++++ Material

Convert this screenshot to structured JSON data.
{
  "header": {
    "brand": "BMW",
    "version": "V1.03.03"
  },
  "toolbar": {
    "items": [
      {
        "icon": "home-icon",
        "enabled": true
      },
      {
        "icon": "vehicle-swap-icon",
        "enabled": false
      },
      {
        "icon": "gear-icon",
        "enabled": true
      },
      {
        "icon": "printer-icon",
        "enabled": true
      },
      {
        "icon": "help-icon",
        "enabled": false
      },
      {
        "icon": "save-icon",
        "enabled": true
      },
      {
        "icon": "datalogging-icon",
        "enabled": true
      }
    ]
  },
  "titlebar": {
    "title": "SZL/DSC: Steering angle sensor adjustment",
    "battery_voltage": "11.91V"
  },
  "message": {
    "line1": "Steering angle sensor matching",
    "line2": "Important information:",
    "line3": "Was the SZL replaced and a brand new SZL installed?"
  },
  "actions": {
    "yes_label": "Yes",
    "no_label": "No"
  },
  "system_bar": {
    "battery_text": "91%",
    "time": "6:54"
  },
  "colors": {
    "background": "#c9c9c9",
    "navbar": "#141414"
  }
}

++++++++

**What is being asked**
Transcribe each entry exactly.

**Solution to the exercise**
Convert this screenshot to structured JSON data.
{
  "header": {
    "brand": "BMW",
    "version": "V1.03.03"
  },
  "toolbar": {
    "items": [
      {
        "icon": "home-icon",
        "enabled": true
      },
      {
        "icon": "vehicle-swap-icon",
        "enabled": false
      },
      {
        "icon": "gear-icon",
        "enabled": true
      },
      {
        "icon": "printer-icon",
        "enabled": true
      },
      {
        "icon": "help-icon",
        "enabled": false
      },
      {
        "icon": "save-icon",
        "enabled": true
      },
      {
        "icon": "datalogging-icon",
        "enabled": true
      }
    ]
  },
  "titlebar": {
    "title": "SZL/DSC: Steering angle sensor adjustment",
    "battery_voltage": "11.91V"
  },
  "message": {
    "line1": "Steering angle sensor matching",
    "line2": "Important information:",
    "line3": "Was the SZL replaced and a brand new SZL installed?"
  },
  "actions": {
    "yes_label": "Yes",
    "no_label": "No"
  },
  "system_bar": {
    "battery_text": "91%",
    "time": "6:54"
  },
  "colors": {
    "background": "#c9c9c9",
    "navbar": "#141414"
  }
}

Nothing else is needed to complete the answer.